SET PROBLEM
Write the records below out in full, character for character, with no pictures.

INPUT FOR THIS TASK
/---

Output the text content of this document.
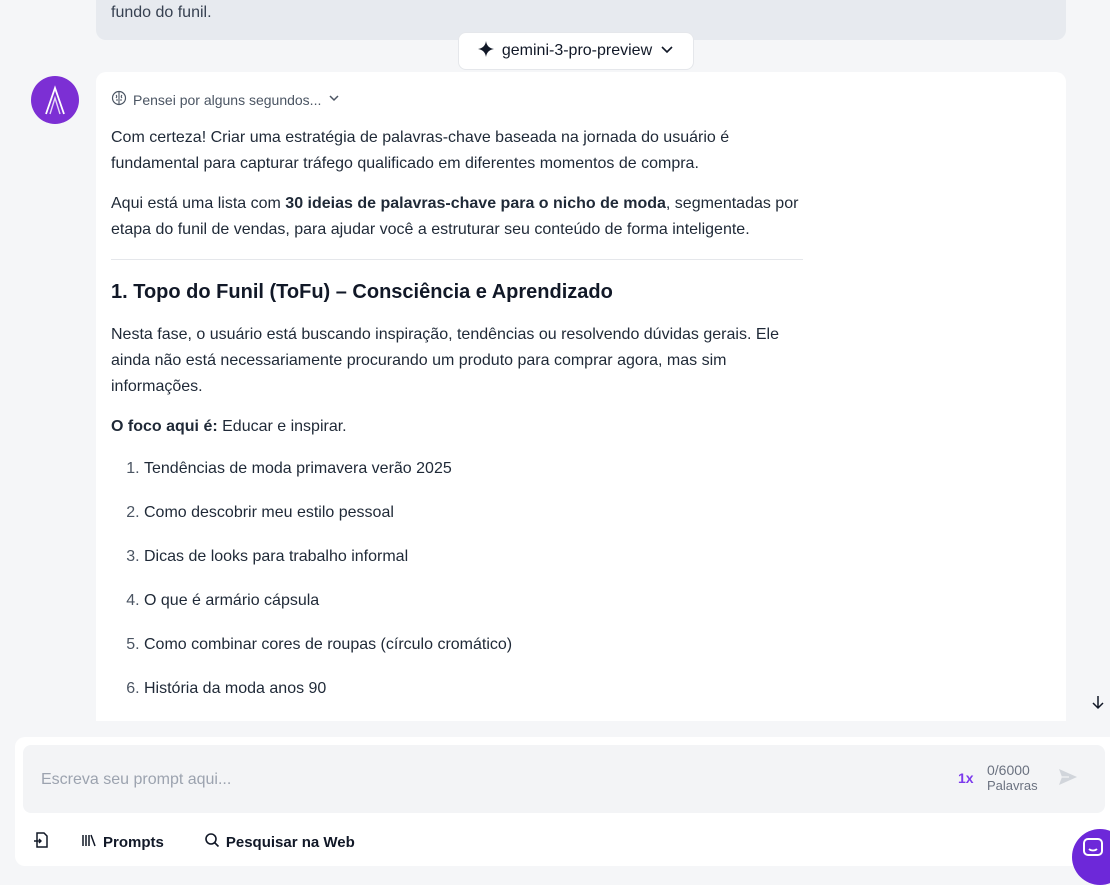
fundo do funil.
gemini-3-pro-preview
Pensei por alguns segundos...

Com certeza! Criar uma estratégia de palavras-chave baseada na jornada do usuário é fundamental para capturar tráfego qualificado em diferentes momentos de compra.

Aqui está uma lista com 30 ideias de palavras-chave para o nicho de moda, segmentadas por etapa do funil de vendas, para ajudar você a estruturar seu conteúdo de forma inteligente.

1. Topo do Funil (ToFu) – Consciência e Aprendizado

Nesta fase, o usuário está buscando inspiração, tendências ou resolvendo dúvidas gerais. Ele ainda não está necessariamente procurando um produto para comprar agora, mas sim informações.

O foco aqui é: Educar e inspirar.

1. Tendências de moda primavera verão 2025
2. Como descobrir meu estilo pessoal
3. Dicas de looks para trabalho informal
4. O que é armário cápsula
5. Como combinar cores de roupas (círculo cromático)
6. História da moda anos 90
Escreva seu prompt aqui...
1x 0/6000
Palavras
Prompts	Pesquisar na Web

\---

EXERCISE ANSWER
Output the text content of this document.
fundo do funil.
gemini-3-pro-preview
Pensei por alguns segundos...

Com certeza! Criar uma estratégia de palavras-chave baseada na jornada do usuário é fundamental para capturar tráfego qualificado em diferentes momentos de compra.

Aqui está uma lista com 30 ideias de palavras-chave para o nicho de moda, segmentadas por etapa do funil de vendas, para ajudar você a estruturar seu conteúdo de forma inteligente.

1. Topo do Funil (ToFu) – Consciência e Aprendizado

Nesta fase, o usuário está buscando inspiração, tendências ou resolvendo dúvidas gerais. Ele ainda não está necessariamente procurando um produto para comprar agora, mas sim informações.

O foco aqui é: Educar e inspirar.

1. Tendências de moda primavera verão 2025
2. Como descobrir meu estilo pessoal
3. Dicas de looks para trabalho informal
4. O que é armário cápsula
5. Como combinar cores de roupas (círculo cromático)
6. História da moda anos 90
Escreva seu prompt aqui...
1x 0/6000
Palavras
Prompts	Pesquisar na Web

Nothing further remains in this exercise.